# REQUIREMENT
Copy out lines with the word "JSON" from the material that follows.

───── AVAILABLE DATA ─────

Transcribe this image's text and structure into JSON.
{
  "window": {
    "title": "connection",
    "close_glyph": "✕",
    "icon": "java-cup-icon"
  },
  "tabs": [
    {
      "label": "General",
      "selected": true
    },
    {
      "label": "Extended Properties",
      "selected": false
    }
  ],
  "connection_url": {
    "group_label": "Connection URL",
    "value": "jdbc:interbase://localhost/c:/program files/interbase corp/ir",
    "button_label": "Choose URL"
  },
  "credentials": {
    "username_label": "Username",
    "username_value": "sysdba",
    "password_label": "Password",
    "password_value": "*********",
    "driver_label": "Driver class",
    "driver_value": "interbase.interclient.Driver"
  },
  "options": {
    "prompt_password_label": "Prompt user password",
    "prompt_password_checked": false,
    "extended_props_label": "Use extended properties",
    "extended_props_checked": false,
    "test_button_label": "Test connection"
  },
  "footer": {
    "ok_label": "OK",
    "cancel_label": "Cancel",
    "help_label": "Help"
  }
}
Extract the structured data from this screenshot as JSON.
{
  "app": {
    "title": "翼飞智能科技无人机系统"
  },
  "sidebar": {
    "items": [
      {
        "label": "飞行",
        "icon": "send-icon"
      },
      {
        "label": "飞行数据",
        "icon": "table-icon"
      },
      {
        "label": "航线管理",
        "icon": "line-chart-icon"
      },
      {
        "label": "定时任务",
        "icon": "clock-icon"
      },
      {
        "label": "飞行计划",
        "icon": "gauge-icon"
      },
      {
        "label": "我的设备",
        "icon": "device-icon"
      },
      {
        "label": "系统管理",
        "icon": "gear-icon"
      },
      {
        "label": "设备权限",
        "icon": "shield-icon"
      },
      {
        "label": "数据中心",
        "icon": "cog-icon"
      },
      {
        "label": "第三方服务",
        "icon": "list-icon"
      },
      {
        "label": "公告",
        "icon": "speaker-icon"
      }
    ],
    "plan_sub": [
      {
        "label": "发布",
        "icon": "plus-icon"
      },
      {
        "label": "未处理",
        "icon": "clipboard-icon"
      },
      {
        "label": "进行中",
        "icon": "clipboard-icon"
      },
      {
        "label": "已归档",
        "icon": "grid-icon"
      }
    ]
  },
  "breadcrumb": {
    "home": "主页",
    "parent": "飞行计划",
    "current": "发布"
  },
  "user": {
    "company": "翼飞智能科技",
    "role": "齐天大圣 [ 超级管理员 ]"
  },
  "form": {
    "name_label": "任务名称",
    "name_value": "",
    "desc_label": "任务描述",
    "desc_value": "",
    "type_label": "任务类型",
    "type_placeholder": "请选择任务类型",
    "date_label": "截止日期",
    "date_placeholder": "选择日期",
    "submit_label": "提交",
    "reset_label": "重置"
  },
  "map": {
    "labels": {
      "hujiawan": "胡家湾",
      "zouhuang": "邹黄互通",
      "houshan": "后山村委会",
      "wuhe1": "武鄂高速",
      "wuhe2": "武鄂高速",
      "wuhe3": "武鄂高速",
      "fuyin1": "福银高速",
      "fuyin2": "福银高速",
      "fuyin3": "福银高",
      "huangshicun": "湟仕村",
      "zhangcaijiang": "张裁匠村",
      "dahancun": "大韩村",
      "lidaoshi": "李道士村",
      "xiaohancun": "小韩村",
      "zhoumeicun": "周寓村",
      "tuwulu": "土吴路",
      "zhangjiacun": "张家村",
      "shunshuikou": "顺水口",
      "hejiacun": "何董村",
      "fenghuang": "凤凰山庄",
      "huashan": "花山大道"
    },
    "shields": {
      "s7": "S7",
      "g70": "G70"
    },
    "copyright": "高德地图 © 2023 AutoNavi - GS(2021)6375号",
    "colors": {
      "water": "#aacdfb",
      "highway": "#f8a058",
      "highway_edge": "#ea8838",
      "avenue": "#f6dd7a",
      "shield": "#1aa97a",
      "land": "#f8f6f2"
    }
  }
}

─────

# TASK RESPONSE
Transcribe this image's text and structure into JSON.
Extract the structured data from this screenshot as JSON.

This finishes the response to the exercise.